> **WHAT IS ASKED**
Copy out the records precisely, omitting pictures.

> **SUPPLIED RECORDS**
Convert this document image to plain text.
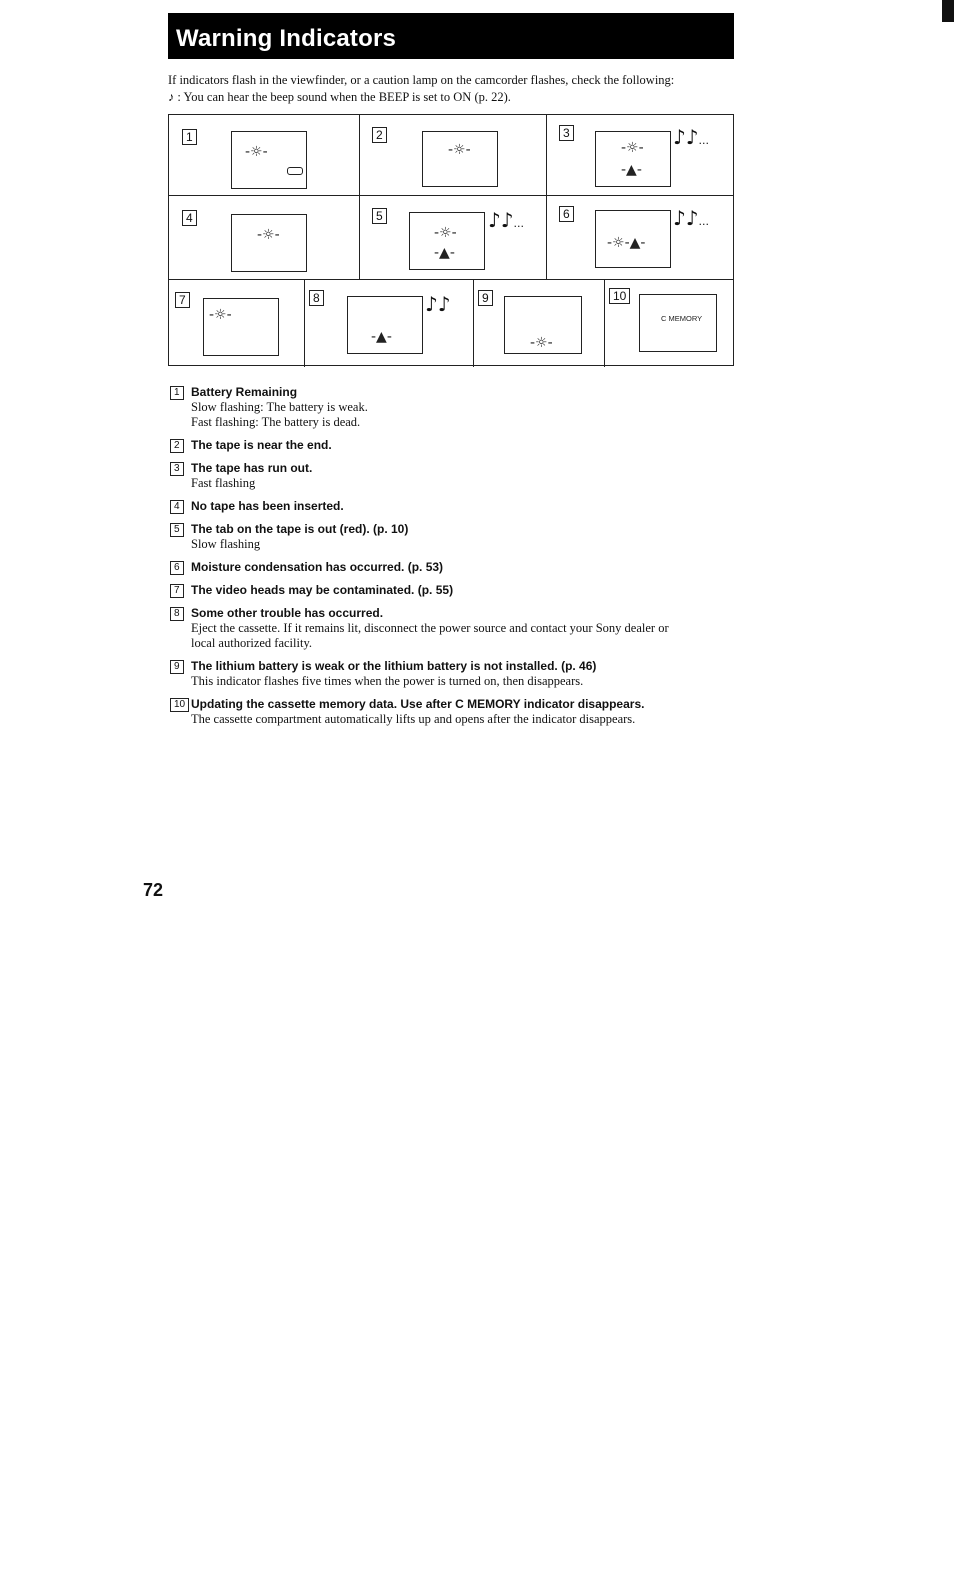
Warning Indicators

If indicators flash in the viewfinder, or a caution lamp on the camcorder flashes, check the following:

♪ : You can hear the beep sound when the BEEP is set to ON (p. 22).

1
-☼-
2
-☼-
3
-☼-
-▲-
♪♪...
4
-☼-
5
-☼-
-▲-
♪♪...
6
-☼-▲-
♪♪...
7
-☼-
8
-▲-
♪♪	9
-☼-
10
C MEMORY
1 Battery Remaining
Slow flashing: The battery is weak.
Fast flashing: The battery is dead.
2 The tape is near the end.
3 The tape has run out.
Fast flashing
4 No tape has been inserted.
5 The tab on the tape is out (red). (p. 10)
Slow flashing
6 Moisture condensation has occurred. (p. 53)
7 The video heads may be contaminated. (p. 55)
8 Some other trouble has occurred.
Eject the cassette. If it remains lit, disconnect the power source and contact your Sony dealer or
local authorized facility.
9 The lithium battery is weak or the lithium battery is not installed. (p. 46)
This indicator flashes five times when the power is turned on, then disappears.
10 Updating the cassette memory data. Use after C MEMORY indicator disappears.
The cassette compartment automatically lifts up and opens after the indicator disappears.
72
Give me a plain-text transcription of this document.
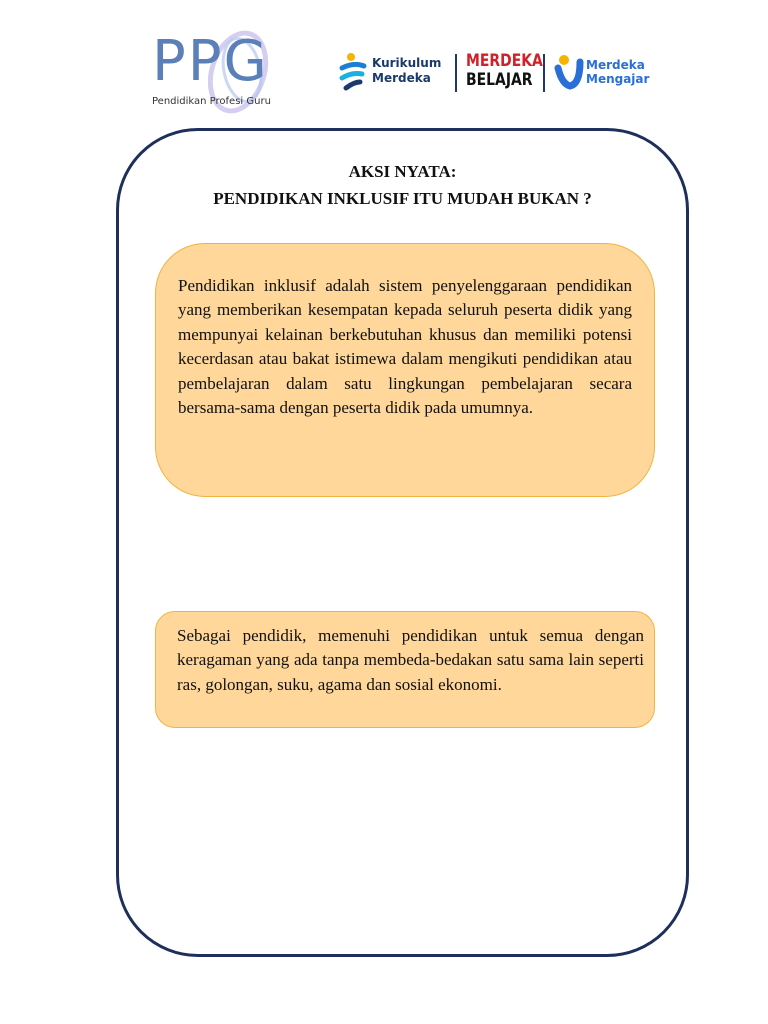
PPG
Pendidikan Profesi Guru
Kurikulum
Merdeka
MERDEKA
BELAJAR
Merdeka
Mengajar
AKSI NYATA:
PENDIDIKAN INKLUSIF ITU MUDAH BUKAN ?

Pendidikan inklusif adalah sistem penyelenggaraan pendidikan yang memberikan kesempatan kepada seluruh peserta didik yang mempunyai kelainan berkebutuhan khusus dan memiliki potensi kecerdasan atau bakat istimewa dalam mengikuti pendidikan atau pembelajaran dalam satu lingkungan pembelajaran secara bersama-sama dengan peserta didik pada umumnya.

Sebagai pendidik, memenuhi pendidikan untuk semua dengan keragaman yang ada tanpa membeda-bedakan satu sama lain seperti ras, golongan, suku, agama dan sosial ekonomi.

> **RESULT OF THE TASK**
Convert this document image to plain text.
Warning Indicators

If indicators flash in the viewfinder, or a caution lamp on the camcorder flashes, check the following:

♪ : You can hear the beep sound when the BEEP is set to ON (p. 22).

1
-☼-
2
-☼-
3
-☼-
-▲-
♪♪...
4
-☼-
5
-☼-
-▲-
♪♪...
6
-☼-▲-
♪♪...
7
-☼-
8
-▲-
♪♪	9
-☼-
10
C MEMORY
1 Battery Remaining
Slow flashing: The battery is weak.
Fast flashing: The battery is dead.
2 The tape is near the end.
3 The tape has run out.
Fast flashing
4 No tape has been inserted.
5 The tab on the tape is out (red). (p. 10)
Slow flashing
6 Moisture condensation has occurred. (p. 53)
7 The video heads may be contaminated. (p. 55)
8 Some other trouble has occurred.
Eject the cassette. If it remains lit, disconnect the power source and contact your Sony dealer or
local authorized facility.
9 The lithium battery is weak or the lithium battery is not installed. (p. 46)
This indicator flashes five times when the power is turned on, then disappears.
10 Updating the cassette memory data. Use after C MEMORY indicator disappears.
The cassette compartment automatically lifts up and opens after the indicator disappears.
72
Give me a plain-text transcription of this document.
PPG
Pendidikan Profesi Guru
Kurikulum
Merdeka
MERDEKA
BELAJAR
Merdeka
Mengajar
AKSI NYATA:
PENDIDIKAN INKLUSIF ITU MUDAH BUKAN ?

Pendidikan inklusif adalah sistem penyelenggaraan pendidikan yang memberikan kesempatan kepada seluruh peserta didik yang mempunyai kelainan berkebutuhan khusus dan memiliki potensi kecerdasan atau bakat istimewa dalam mengikuti pendidikan atau pembelajaran dalam satu lingkungan pembelajaran secara bersama-sama dengan peserta didik pada umumnya.

Sebagai pendidik, memenuhi pendidikan untuk semua dengan keragaman yang ada tanpa membeda-bedakan satu sama lain seperti ras, golongan, suku, agama dan sosial ekonomi.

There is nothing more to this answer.